╭──

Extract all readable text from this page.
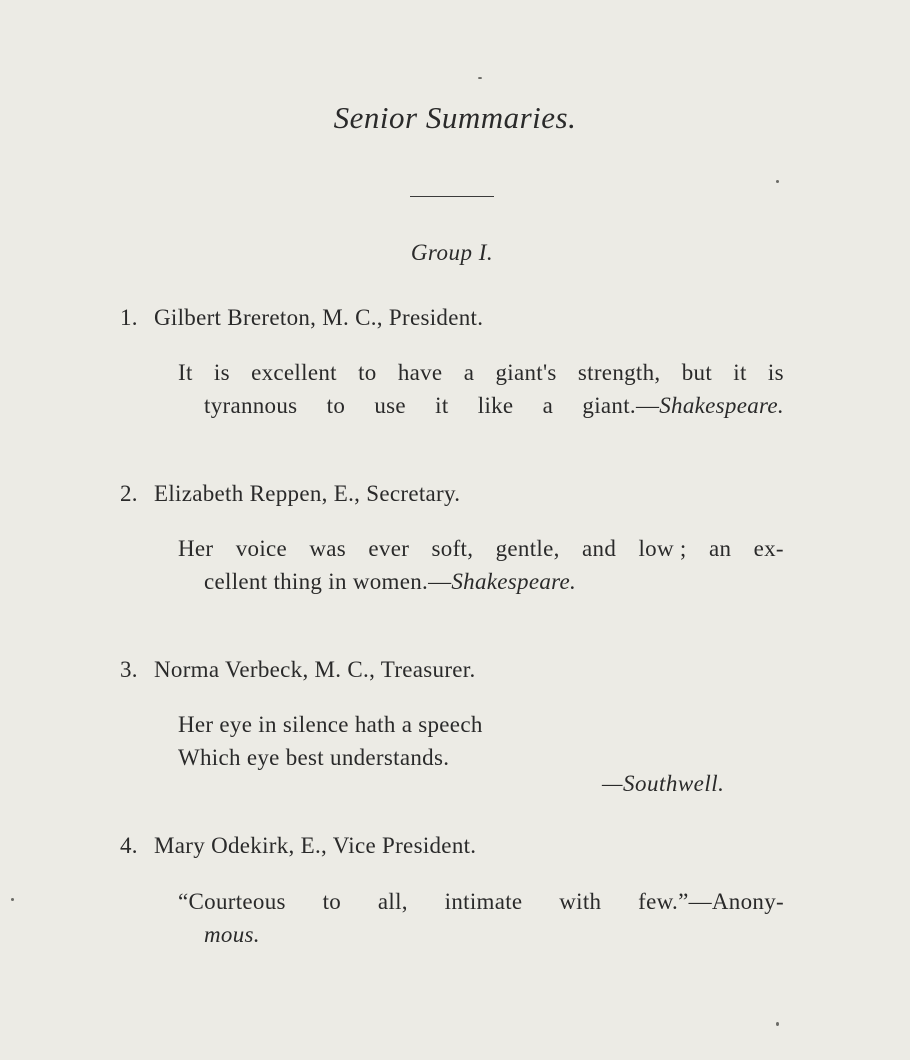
Senior Summaries.
Group I.
1. Gilbert Brereton, M. C., President.
It is excellent to have a giant's strength, but it is
tyrannous to use it like a giant.—Shakespeare.
2. Elizabeth Reppen, E., Secretary.
Her voice was ever soft, gentle, and low ; an ex-
cellent thing in women.—Shakespeare.
3. Norma Verbeck, M. C., Treasurer.
Her eye in silence hath a speech
Which eye best understands.
—Southwell.
4. Mary Odekirk, E., Vice President.
“Courteous to all, intimate with few.”—Anony-
mous.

╰──

## SHORT PROBLEM
Reproduce the material word for word. Any pictures should be left out of the copy.

## RESULT FOR THIS EXERCISE
Extract all readable text from this page.
Senior Summaries.
Group I.
1. Gilbert Brereton, M. C., President.
It is excellent to have a giant's strength, but it is
tyrannous to use it like a giant.—Shakespeare.
2. Elizabeth Reppen, E., Secretary.
Her voice was ever soft, gentle, and low ; an ex-
cellent thing in women.—Shakespeare.
3. Norma Verbeck, M. C., Treasurer.
Her eye in silence hath a speech
Which eye best understands.
—Southwell.
4. Mary Odekirk, E., Vice President.
“Courteous to all, intimate with few.”—Anony-
mous.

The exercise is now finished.